(Source records)
__________________________________________________
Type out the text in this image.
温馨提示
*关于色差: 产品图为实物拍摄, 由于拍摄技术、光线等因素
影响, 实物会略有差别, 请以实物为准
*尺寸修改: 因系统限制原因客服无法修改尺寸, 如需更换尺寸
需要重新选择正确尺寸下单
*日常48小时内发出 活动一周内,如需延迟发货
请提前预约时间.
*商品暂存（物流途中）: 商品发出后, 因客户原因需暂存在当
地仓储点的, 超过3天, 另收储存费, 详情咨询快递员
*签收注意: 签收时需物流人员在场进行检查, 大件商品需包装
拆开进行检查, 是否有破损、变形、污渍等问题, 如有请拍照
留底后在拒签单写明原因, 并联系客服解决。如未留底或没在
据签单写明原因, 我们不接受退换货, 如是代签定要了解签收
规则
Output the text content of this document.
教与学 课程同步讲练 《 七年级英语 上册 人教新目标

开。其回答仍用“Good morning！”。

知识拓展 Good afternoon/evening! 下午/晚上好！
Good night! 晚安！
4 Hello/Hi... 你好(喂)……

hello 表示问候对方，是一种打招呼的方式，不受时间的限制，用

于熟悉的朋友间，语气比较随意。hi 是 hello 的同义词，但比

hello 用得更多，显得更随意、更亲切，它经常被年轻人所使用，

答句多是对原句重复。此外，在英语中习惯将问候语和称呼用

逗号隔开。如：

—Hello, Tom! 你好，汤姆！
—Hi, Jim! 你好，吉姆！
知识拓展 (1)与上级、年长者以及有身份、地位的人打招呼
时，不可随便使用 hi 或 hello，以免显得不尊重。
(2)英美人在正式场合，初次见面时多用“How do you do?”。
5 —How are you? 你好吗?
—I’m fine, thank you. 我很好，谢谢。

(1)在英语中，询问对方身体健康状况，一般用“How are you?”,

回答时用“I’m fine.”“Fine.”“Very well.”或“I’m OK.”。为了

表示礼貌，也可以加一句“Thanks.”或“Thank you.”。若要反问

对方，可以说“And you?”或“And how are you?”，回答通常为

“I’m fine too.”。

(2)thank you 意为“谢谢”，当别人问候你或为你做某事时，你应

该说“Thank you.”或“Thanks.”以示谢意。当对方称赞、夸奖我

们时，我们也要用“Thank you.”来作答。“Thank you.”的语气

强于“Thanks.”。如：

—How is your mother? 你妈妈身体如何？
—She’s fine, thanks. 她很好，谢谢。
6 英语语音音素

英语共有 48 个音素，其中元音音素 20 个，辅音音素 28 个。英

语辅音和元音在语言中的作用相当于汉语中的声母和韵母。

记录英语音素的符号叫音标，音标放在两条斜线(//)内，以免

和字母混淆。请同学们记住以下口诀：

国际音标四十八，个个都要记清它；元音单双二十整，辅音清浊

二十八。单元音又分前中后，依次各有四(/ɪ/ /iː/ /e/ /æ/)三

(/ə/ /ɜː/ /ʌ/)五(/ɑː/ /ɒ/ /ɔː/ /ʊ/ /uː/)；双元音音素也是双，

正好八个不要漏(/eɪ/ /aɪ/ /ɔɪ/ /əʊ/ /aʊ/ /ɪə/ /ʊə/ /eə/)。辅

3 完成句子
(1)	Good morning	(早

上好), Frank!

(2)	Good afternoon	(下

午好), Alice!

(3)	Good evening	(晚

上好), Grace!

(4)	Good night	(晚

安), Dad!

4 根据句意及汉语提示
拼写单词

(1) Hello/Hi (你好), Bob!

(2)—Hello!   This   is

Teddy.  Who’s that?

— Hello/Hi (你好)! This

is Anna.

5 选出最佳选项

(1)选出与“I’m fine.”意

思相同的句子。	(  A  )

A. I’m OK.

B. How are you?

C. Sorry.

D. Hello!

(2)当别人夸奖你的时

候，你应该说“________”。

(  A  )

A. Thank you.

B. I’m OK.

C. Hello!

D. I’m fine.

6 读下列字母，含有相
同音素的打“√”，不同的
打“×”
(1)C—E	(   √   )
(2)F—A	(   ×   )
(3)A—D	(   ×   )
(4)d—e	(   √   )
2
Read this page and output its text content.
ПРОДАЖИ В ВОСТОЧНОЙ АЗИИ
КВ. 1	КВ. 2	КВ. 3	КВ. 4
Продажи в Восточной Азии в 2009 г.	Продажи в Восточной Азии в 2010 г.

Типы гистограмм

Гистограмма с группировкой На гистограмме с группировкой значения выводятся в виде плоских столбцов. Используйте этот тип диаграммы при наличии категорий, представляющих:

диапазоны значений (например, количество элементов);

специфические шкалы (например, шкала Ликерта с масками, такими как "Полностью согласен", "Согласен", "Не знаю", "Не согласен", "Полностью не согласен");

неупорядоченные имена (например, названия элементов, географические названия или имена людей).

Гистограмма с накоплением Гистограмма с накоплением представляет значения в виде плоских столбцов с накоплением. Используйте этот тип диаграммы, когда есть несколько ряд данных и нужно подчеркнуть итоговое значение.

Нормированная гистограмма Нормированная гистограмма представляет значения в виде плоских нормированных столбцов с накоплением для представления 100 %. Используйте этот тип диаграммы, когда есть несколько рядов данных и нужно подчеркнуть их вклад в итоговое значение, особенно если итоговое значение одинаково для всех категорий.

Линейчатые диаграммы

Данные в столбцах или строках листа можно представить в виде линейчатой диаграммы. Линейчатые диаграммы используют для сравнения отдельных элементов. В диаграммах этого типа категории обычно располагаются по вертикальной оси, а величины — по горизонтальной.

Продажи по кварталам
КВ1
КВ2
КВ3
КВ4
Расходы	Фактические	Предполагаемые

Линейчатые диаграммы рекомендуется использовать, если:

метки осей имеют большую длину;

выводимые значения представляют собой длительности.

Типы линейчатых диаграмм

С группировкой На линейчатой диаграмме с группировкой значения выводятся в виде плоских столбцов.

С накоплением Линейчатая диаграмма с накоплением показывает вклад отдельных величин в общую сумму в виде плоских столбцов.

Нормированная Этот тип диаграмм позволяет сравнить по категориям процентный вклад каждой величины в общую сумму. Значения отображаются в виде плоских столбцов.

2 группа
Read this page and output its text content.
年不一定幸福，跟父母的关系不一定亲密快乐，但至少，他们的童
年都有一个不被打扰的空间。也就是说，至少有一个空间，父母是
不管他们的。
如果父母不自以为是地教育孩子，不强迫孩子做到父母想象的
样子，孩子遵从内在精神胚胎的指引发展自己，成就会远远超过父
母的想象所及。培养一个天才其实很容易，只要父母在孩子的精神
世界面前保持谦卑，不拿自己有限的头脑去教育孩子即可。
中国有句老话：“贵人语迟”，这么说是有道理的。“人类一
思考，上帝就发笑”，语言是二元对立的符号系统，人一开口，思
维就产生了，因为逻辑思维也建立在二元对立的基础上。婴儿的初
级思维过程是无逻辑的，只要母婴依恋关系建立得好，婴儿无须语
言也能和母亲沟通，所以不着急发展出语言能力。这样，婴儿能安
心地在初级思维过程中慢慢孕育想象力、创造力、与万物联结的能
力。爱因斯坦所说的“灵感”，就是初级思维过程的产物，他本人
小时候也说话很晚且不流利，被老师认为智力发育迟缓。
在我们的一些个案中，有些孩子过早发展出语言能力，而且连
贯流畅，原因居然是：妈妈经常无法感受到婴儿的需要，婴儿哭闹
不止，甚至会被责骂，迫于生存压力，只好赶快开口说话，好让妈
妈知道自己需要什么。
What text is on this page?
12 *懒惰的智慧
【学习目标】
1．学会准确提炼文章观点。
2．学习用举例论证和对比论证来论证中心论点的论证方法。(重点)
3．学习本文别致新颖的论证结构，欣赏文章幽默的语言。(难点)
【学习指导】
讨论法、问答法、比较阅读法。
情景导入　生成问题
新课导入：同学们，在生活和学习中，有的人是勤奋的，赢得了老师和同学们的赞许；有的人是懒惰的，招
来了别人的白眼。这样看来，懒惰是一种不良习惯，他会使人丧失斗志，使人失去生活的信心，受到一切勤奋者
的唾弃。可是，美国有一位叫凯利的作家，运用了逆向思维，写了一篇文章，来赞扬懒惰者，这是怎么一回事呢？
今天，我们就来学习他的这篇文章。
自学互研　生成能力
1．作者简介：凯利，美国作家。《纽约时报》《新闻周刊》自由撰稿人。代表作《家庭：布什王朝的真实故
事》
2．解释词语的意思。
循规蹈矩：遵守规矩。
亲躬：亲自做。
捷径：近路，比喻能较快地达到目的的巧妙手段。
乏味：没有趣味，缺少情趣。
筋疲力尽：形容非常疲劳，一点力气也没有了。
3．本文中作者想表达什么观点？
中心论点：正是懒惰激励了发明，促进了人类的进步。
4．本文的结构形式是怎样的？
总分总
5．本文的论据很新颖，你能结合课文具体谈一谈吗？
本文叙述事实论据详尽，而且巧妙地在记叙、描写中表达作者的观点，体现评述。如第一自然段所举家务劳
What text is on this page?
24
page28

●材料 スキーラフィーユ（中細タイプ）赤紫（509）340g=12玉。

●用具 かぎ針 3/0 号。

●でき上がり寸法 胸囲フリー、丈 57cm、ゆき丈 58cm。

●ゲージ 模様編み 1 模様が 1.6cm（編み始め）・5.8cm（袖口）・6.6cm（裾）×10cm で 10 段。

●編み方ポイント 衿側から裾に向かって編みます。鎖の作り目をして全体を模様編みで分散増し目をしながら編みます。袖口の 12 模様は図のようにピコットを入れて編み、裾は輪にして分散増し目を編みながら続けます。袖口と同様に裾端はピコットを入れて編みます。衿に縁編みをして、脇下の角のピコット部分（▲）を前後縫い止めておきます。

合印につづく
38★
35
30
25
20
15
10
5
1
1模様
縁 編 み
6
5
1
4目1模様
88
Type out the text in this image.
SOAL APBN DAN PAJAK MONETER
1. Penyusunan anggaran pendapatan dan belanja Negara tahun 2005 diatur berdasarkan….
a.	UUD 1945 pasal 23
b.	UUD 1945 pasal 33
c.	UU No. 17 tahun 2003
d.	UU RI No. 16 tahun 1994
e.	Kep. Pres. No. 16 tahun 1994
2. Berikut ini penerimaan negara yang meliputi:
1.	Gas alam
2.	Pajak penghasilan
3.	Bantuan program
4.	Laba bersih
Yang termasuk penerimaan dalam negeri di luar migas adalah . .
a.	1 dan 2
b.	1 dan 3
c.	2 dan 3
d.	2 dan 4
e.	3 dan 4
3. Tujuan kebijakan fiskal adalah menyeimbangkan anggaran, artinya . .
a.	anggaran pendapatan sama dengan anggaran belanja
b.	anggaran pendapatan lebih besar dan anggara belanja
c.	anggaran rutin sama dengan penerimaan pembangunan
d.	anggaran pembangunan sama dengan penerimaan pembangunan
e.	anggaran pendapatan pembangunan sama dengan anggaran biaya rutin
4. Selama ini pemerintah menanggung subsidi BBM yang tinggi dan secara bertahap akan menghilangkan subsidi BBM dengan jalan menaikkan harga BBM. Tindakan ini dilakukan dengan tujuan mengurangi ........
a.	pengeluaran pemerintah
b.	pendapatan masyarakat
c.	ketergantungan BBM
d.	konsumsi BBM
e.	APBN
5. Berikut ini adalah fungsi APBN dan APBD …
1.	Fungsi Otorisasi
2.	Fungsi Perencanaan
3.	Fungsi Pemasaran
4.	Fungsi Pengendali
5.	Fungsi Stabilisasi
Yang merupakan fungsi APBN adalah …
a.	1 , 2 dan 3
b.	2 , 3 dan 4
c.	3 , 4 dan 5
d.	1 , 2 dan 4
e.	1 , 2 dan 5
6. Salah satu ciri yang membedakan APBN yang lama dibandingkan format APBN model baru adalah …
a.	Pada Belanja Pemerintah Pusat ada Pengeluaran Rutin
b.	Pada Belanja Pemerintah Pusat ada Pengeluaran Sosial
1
__________________________________________________
_Work to do_
List the lines that contain the word "несколько".

_Final result_
Гистограмма с накоплением Гистограмма с накоплением представляет значения в виде плоских столбцов с накоплением. Используйте этот тип диаграммы, когда есть несколько ряд данных и нужно подчеркнуть итоговое значение.
Нормированная гистограмма Нормированная гистограмма представляет значения в виде плоских нормированных столбцов с накоплением для представления 100 %. Используйте этот тип диаграммы, когда есть несколько рядов данных и нужно подчеркнуть их вклад в итоговое значение, особенно если итоговое значение одинаково для всех категорий.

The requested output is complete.